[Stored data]
# # # # # # #

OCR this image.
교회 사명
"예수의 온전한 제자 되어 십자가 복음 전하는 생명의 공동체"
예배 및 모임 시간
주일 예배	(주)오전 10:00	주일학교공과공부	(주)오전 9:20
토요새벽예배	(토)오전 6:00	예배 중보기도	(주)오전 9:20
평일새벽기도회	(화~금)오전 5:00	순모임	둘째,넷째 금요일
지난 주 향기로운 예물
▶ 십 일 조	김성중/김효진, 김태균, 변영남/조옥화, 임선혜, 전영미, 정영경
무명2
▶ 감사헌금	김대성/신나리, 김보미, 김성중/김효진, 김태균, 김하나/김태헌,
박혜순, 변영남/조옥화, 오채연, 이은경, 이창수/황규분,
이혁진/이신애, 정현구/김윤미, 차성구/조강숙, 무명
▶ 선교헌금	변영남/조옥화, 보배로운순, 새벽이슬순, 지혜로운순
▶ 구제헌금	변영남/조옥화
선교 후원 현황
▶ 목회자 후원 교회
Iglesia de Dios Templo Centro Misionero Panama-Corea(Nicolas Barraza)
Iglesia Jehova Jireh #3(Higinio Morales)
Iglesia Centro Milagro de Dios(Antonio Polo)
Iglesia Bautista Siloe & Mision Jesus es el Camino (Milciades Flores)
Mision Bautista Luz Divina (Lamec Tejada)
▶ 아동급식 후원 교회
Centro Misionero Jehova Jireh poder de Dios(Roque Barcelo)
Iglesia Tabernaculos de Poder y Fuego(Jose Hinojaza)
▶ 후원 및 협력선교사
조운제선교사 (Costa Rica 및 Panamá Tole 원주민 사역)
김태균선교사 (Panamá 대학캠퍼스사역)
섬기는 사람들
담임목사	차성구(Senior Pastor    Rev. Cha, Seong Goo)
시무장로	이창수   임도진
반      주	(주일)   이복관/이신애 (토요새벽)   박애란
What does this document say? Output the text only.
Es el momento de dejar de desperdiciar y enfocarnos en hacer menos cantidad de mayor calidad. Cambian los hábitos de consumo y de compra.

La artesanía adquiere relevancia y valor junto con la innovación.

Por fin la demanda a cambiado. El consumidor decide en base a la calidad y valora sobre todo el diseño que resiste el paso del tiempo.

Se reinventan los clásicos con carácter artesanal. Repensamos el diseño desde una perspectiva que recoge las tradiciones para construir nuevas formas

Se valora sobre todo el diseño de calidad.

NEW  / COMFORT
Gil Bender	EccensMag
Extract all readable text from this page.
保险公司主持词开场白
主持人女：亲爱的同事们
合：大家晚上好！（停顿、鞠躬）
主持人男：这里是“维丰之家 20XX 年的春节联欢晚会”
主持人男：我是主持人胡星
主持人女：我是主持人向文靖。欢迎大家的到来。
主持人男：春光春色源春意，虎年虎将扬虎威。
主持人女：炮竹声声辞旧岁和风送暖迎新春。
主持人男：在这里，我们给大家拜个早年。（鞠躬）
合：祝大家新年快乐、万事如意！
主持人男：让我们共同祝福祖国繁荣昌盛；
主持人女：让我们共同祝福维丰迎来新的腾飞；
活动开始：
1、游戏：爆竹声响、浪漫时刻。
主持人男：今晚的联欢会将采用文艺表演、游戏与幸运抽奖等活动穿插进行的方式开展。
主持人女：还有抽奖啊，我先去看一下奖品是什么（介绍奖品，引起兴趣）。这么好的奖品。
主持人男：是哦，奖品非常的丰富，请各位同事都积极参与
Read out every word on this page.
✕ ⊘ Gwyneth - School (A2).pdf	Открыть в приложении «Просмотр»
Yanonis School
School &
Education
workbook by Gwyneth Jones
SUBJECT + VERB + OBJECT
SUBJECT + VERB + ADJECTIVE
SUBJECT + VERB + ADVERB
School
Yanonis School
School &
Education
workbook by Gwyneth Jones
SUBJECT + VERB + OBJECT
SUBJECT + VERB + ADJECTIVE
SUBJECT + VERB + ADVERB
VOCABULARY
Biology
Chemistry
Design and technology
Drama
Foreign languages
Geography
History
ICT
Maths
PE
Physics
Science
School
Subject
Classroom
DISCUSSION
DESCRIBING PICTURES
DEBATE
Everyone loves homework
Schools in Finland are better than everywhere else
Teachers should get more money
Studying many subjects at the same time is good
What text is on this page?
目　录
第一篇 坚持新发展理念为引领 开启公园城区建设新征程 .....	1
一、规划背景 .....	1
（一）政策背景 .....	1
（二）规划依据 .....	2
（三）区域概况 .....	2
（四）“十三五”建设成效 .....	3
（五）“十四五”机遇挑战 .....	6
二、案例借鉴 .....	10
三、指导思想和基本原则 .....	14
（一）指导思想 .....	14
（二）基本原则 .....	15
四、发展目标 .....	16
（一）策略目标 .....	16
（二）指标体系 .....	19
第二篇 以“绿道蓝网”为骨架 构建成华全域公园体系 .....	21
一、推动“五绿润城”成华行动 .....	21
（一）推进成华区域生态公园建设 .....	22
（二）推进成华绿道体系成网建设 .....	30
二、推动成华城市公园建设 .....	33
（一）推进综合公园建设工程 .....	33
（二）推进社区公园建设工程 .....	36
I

# # # # # # #

■ Written instruction: Make an exact copy of every entry.

■ Answer to this problem:
OCR this image.
교회 사명
"예수의 온전한 제자 되어 십자가 복음 전하는 생명의 공동체"
예배 및 모임 시간
주일 예배	(주)오전 10:00	주일학교공과공부	(주)오전 9:20
토요새벽예배	(토)오전 6:00	예배 중보기도	(주)오전 9:20
평일새벽기도회	(화~금)오전 5:00	순모임	둘째,넷째 금요일
지난 주 향기로운 예물
▶ 십 일 조	김성중/김효진, 김태균, 변영남/조옥화, 임선혜, 전영미, 정영경
무명2
▶ 감사헌금	김대성/신나리, 김보미, 김성중/김효진, 김태균, 김하나/김태헌,
박혜순, 변영남/조옥화, 오채연, 이은경, 이창수/황규분,
이혁진/이신애, 정현구/김윤미, 차성구/조강숙, 무명
▶ 선교헌금	변영남/조옥화, 보배로운순, 새벽이슬순, 지혜로운순
▶ 구제헌금	변영남/조옥화
선교 후원 현황
▶ 목회자 후원 교회
Iglesia de Dios Templo Centro Misionero Panama-Corea(Nicolas Barraza)
Iglesia Jehova Jireh #3(Higinio Morales)
Iglesia Centro Milagro de Dios(Antonio Polo)
Iglesia Bautista Siloe & Mision Jesus es el Camino (Milciades Flores)
Mision Bautista Luz Divina (Lamec Tejada)
▶ 아동급식 후원 교회
Centro Misionero Jehova Jireh poder de Dios(Roque Barcelo)
Iglesia Tabernaculos de Poder y Fuego(Jose Hinojaza)
▶ 후원 및 협력선교사
조운제선교사 (Costa Rica 및 Panamá Tole 원주민 사역)
김태균선교사 (Panamá 대학캠퍼스사역)
섬기는 사람들
담임목사	차성구(Senior Pastor    Rev. Cha, Seong Goo)
시무장로	이창수   임도진
반      주	(주일)   이복관/이신애 (토요새벽)   박애란
What does this document say? Output the text only.
Es el momento de dejar de desperdiciar y enfocarnos en hacer menos cantidad de mayor calidad. Cambian los hábitos de consumo y de compra.

La artesanía adquiere relevancia y valor junto con la innovación.

Por fin la demanda a cambiado. El consumidor decide en base a la calidad y valora sobre todo el diseño que resiste el paso del tiempo.

Se reinventan los clásicos con carácter artesanal. Repensamos el diseño desde una perspectiva que recoge las tradiciones para construir nuevas formas

Se valora sobre todo el diseño de calidad.

NEW  / COMFORT
Gil Bender	EccensMag
Extract all readable text from this page.
保险公司主持词开场白
主持人女：亲爱的同事们
合：大家晚上好！（停顿、鞠躬）
主持人男：这里是“维丰之家 20XX 年的春节联欢晚会”
主持人男：我是主持人胡星
主持人女：我是主持人向文靖。欢迎大家的到来。
主持人男：春光春色源春意，虎年虎将扬虎威。
主持人女：炮竹声声辞旧岁和风送暖迎新春。
主持人男：在这里，我们给大家拜个早年。（鞠躬）
合：祝大家新年快乐、万事如意！
主持人男：让我们共同祝福祖国繁荣昌盛；
主持人女：让我们共同祝福维丰迎来新的腾飞；
活动开始：
1、游戏：爆竹声响、浪漫时刻。
主持人男：今晚的联欢会将采用文艺表演、游戏与幸运抽奖等活动穿插进行的方式开展。
主持人女：还有抽奖啊，我先去看一下奖品是什么（介绍奖品，引起兴趣）。这么好的奖品。
主持人男：是哦，奖品非常的丰富，请各位同事都积极参与
Read out every word on this page.
✕ ⊘ Gwyneth - School (A2).pdf	Открыть в приложении «Просмотр»
Yanonis School
School &
Education
workbook by Gwyneth Jones
SUBJECT + VERB + OBJECT
SUBJECT + VERB + ADJECTIVE
SUBJECT + VERB + ADVERB
School
Yanonis School
School &
Education
workbook by Gwyneth Jones
SUBJECT + VERB + OBJECT
SUBJECT + VERB + ADJECTIVE
SUBJECT + VERB + ADVERB
VOCABULARY
Biology
Chemistry
Design and technology
Drama
Foreign languages
Geography
History
ICT
Maths
PE
Physics
Science
School
Subject
Classroom
DISCUSSION
DESCRIBING PICTURES
DEBATE
Everyone loves homework
Schools in Finland are better than everywhere else
Teachers should get more money
Studying many subjects at the same time is good
What text is on this page?
目　录
第一篇 坚持新发展理念为引领 开启公园城区建设新征程 .....	1
一、规划背景 .....	1
（一）政策背景 .....	1
（二）规划依据 .....	2
（三）区域概况 .....	2
（四）“十三五”建设成效 .....	3
（五）“十四五”机遇挑战 .....	6
二、案例借鉴 .....	10
三、指导思想和基本原则 .....	14
（一）指导思想 .....	14
（二）基本原则 .....	15
四、发展目标 .....	16
（一）策略目标 .....	16
（二）指标体系 .....	19
第二篇 以“绿道蓝网”为骨架 构建成华全域公园体系 .....	21
一、推动“五绿润城”成华行动 .....	21
（一）推进成华区域生态公园建设 .....	22
（二）推进成华绿道体系成网建设 .....	30
二、推动成华城市公园建设 .....	33
（一）推进综合公园建设工程 .....	33
（二）推进社区公园建设工程 .....	36
I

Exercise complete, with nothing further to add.